STATED EXERCISE: Locate the word "project" in the data below, then copy every line that holds it.

Stored entries
┄┄┄┄┄┄┄┄┄┄┄┄┄┄┄┄┄┄┄┄
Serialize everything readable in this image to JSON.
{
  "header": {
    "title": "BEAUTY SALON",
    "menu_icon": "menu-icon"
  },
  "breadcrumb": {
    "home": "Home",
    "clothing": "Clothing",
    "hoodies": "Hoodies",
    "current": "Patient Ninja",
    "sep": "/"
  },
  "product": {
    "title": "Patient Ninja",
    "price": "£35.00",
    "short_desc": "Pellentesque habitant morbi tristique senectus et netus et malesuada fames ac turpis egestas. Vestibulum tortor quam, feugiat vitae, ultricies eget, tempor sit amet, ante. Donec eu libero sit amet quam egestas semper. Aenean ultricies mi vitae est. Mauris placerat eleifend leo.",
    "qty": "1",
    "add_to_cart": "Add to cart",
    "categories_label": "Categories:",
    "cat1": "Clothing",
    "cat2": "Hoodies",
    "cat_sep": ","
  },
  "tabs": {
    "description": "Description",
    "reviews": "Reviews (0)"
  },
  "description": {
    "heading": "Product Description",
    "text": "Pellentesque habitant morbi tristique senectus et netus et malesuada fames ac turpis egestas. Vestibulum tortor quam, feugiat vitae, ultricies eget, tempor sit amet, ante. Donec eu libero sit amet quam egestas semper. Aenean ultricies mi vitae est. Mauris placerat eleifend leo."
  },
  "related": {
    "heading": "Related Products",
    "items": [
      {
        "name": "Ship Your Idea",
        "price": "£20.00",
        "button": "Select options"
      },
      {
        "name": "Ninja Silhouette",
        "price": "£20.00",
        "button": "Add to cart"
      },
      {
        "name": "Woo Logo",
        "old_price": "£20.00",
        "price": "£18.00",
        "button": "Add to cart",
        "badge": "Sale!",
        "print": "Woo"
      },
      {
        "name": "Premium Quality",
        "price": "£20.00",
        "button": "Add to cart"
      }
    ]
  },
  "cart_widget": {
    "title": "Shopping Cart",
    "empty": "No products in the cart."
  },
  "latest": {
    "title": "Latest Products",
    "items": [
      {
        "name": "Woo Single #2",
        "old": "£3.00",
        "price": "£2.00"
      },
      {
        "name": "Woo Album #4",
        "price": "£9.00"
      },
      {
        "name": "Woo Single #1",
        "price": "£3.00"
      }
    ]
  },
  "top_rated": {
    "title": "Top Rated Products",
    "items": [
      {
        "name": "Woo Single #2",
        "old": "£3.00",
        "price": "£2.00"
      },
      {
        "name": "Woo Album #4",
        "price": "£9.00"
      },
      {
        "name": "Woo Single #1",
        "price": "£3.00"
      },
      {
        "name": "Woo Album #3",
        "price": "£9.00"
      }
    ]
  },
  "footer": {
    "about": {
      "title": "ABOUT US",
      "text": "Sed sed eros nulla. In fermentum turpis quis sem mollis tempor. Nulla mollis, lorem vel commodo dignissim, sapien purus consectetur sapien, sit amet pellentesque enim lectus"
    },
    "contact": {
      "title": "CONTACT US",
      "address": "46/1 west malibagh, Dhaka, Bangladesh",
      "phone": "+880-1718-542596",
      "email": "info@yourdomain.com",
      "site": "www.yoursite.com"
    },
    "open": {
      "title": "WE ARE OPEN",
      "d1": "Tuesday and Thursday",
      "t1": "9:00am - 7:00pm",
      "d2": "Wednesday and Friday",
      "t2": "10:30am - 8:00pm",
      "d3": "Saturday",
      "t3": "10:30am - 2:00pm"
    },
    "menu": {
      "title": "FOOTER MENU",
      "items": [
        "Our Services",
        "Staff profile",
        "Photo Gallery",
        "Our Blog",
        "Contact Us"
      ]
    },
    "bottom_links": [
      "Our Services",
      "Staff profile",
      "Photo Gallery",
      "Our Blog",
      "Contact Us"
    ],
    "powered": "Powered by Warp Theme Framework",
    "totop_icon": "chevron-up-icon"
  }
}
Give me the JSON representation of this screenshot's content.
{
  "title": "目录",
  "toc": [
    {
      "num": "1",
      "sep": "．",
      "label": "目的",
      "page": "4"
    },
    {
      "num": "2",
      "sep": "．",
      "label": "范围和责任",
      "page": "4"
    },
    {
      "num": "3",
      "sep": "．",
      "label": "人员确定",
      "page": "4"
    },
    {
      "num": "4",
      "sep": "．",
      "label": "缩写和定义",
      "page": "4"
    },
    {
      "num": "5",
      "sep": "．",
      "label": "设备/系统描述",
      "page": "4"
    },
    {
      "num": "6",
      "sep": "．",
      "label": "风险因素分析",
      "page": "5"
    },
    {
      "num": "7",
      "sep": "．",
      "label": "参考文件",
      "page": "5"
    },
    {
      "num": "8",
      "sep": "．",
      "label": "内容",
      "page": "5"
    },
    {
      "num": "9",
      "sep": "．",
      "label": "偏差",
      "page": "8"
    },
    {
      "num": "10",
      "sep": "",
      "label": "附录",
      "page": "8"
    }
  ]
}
┄┄┄┄┄┄┄┄┄┄┄┄┄┄┄┄┄┄┄┄
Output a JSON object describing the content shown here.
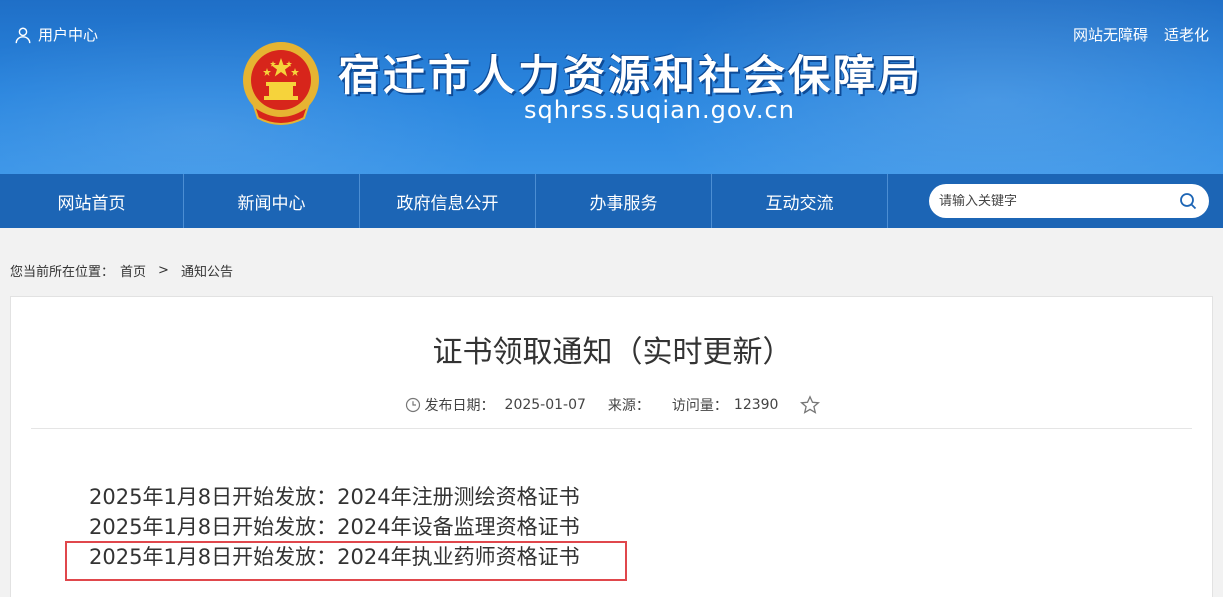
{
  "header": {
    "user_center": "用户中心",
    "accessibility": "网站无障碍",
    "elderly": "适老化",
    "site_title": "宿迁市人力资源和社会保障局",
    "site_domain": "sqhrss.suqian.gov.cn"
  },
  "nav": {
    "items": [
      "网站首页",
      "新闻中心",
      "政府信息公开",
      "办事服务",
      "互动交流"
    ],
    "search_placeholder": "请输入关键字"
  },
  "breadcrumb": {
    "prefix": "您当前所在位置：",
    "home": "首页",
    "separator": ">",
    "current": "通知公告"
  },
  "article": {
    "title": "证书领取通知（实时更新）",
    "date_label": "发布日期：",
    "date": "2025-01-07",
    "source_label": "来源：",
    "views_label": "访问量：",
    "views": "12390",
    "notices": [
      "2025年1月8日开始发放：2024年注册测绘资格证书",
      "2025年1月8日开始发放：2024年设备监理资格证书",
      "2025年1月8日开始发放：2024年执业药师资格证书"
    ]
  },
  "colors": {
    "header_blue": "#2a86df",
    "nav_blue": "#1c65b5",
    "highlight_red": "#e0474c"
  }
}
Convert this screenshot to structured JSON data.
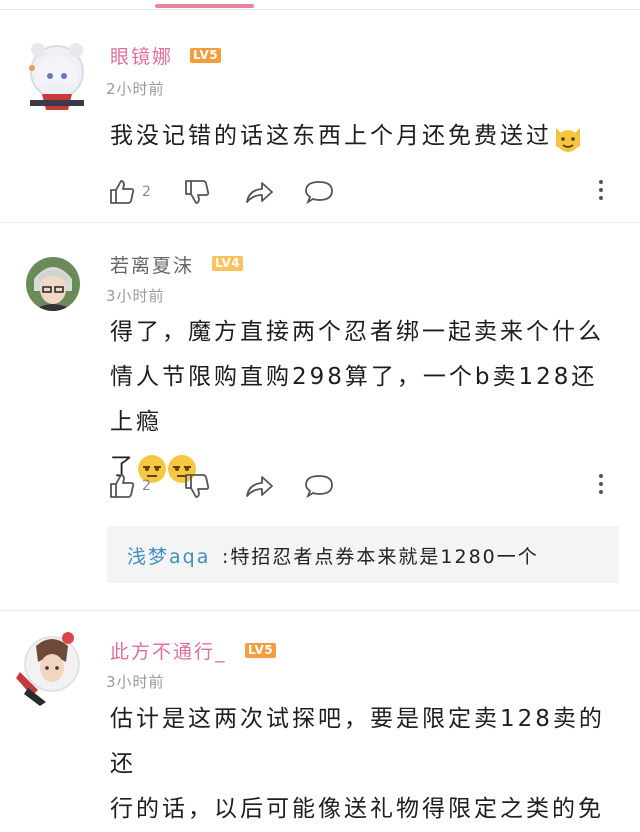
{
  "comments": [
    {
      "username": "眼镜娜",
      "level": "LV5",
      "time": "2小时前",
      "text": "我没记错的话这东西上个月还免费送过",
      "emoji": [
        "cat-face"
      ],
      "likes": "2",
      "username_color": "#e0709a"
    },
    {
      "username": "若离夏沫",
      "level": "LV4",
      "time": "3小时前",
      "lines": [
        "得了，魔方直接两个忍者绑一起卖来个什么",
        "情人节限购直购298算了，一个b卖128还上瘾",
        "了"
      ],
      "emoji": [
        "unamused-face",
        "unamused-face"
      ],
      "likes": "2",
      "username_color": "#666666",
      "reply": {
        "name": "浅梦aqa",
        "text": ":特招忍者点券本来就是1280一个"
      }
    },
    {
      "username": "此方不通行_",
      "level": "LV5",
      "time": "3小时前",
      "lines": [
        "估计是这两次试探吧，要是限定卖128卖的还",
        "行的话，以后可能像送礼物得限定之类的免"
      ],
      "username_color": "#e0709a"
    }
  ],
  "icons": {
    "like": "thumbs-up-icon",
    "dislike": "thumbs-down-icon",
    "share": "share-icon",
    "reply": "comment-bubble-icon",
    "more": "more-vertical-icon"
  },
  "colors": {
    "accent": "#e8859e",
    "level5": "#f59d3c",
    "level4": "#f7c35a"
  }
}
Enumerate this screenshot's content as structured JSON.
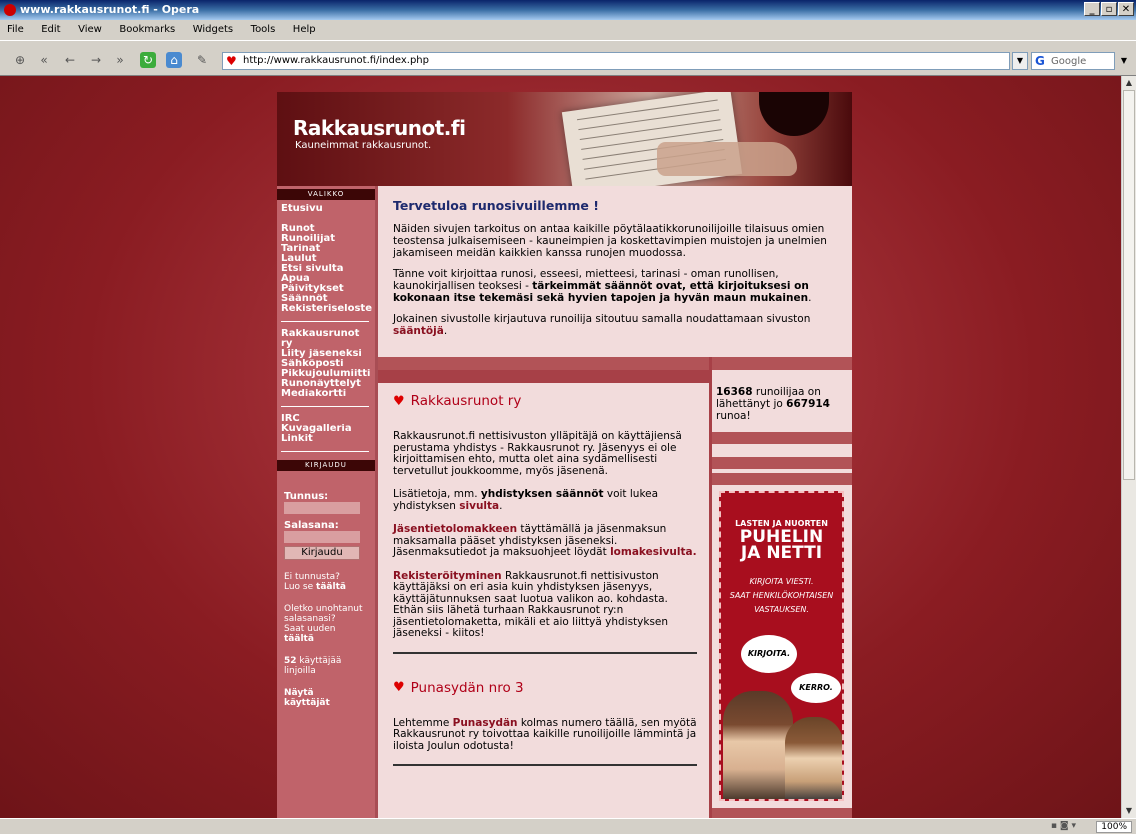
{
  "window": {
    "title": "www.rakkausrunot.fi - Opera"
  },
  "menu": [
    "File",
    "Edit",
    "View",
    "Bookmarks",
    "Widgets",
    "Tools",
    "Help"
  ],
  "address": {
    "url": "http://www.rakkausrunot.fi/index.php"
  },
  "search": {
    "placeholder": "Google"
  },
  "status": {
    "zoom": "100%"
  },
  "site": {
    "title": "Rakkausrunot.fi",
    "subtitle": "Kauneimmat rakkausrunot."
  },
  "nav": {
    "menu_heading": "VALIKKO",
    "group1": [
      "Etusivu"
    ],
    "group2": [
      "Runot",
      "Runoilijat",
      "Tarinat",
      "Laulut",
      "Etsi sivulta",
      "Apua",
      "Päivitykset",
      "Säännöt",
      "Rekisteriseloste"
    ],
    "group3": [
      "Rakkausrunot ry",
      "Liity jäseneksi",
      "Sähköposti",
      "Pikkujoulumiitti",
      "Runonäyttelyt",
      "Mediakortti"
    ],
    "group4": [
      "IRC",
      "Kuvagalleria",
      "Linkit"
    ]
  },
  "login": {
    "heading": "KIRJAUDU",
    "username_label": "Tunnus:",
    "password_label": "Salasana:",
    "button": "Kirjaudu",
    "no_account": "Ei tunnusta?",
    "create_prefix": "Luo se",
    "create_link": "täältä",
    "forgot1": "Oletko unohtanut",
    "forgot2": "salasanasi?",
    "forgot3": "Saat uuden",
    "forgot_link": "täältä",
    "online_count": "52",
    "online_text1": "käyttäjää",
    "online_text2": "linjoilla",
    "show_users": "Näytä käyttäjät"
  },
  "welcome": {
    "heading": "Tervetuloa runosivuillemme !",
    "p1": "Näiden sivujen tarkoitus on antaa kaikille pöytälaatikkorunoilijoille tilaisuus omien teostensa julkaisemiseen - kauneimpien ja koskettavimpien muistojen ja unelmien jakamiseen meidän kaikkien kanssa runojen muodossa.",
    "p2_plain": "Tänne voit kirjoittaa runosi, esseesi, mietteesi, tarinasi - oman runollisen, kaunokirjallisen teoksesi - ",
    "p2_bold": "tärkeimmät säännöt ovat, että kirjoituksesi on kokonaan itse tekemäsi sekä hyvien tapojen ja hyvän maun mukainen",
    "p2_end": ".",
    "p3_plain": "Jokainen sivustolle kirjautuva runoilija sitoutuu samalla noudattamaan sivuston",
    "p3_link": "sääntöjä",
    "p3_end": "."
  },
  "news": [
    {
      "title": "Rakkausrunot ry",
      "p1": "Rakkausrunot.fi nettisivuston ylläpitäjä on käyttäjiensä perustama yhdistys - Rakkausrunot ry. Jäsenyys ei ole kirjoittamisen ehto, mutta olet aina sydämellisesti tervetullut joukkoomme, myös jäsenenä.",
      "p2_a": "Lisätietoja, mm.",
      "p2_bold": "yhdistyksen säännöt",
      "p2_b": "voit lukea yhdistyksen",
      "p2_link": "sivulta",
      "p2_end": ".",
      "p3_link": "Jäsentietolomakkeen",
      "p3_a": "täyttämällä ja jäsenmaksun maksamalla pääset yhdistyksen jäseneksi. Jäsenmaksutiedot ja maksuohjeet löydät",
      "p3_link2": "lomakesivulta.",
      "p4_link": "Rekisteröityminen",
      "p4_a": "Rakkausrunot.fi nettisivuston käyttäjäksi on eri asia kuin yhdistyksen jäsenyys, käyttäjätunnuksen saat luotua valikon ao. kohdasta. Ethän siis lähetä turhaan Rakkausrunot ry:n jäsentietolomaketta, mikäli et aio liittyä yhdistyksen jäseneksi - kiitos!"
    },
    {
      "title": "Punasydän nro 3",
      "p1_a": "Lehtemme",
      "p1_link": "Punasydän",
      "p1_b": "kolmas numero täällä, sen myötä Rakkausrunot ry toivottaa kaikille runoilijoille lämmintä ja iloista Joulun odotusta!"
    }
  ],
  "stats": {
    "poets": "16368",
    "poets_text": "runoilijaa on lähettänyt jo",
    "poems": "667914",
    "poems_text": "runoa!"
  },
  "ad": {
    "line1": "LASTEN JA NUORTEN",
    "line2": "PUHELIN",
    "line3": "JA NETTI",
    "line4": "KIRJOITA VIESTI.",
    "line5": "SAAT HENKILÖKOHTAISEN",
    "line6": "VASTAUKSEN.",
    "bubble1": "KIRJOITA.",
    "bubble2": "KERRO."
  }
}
┄┄┄┄┄┄┄┄┄┄┄┄┄┄┄┄┄┄┄┄
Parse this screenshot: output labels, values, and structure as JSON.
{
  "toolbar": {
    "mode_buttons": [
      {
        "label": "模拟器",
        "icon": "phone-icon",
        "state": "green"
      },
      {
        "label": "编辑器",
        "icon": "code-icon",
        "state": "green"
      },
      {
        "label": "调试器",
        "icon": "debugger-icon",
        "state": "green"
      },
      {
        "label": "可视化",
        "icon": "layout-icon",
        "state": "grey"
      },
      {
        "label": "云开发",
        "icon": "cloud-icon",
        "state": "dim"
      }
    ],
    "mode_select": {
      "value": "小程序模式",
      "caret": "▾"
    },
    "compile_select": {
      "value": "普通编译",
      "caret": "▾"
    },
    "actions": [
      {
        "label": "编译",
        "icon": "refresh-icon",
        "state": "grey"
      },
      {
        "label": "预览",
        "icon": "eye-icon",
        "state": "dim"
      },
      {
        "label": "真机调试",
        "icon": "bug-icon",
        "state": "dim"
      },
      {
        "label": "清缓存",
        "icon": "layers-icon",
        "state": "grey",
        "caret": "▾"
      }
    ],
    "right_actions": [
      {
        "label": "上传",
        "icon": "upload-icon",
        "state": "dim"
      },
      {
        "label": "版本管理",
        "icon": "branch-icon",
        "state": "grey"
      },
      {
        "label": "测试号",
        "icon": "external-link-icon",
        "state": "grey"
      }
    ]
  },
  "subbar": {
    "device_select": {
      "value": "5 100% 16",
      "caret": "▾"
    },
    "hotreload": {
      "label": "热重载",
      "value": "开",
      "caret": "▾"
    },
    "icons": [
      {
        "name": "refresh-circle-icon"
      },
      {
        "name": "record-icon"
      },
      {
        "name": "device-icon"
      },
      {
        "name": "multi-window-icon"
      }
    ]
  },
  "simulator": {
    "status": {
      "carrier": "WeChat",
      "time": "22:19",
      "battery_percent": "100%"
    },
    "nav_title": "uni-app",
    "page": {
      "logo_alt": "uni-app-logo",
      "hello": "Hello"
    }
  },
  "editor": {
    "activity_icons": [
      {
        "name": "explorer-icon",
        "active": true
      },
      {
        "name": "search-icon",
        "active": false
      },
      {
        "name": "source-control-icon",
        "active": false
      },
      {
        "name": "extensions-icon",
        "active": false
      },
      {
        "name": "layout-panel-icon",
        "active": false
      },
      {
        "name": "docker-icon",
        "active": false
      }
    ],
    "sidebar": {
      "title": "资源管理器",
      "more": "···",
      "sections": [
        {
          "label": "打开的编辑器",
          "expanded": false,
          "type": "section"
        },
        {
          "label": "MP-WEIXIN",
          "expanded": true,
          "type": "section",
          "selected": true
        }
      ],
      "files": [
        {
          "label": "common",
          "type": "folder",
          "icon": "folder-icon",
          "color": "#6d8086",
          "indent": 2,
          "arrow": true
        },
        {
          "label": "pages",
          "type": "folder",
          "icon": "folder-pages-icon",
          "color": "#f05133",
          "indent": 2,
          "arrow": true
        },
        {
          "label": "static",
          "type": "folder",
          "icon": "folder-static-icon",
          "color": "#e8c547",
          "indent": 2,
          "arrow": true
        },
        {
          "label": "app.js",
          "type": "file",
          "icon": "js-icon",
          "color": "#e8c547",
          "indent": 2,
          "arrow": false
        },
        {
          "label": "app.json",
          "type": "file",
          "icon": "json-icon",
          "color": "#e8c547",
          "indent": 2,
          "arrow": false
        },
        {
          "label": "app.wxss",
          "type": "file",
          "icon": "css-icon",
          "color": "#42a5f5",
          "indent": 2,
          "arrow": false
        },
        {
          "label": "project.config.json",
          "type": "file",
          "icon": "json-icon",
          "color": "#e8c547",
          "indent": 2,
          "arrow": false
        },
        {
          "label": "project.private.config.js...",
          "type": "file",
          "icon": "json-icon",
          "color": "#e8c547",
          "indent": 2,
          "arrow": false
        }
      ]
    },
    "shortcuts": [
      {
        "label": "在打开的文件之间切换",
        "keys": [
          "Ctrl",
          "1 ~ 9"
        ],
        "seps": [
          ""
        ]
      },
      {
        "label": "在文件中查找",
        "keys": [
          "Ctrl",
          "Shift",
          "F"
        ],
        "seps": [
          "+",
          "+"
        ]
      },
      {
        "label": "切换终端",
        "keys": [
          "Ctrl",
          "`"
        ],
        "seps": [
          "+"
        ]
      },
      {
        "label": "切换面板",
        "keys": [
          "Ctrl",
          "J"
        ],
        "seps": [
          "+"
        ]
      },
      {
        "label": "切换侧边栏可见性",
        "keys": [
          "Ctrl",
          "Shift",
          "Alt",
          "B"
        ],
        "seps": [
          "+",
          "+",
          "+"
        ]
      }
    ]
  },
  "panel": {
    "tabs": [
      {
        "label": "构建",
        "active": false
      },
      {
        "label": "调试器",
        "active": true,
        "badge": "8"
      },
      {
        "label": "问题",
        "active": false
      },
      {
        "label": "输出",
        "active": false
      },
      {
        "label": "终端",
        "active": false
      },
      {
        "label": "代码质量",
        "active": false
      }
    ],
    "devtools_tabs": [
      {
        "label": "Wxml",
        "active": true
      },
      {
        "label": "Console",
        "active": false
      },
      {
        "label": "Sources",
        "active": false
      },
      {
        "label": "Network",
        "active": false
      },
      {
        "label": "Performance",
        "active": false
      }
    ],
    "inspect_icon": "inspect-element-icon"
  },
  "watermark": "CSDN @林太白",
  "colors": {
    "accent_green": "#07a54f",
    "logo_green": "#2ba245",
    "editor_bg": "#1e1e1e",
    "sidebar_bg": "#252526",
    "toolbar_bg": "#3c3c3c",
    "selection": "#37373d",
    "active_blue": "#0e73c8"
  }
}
┄┄┄┄┄┄┄┄┄┄┄┄┄┄┄┄┄┄┄┄
OUTPUT OF THE EXERCISE:
          "label": "project.config.json",
          "label": "project.private.config.js...",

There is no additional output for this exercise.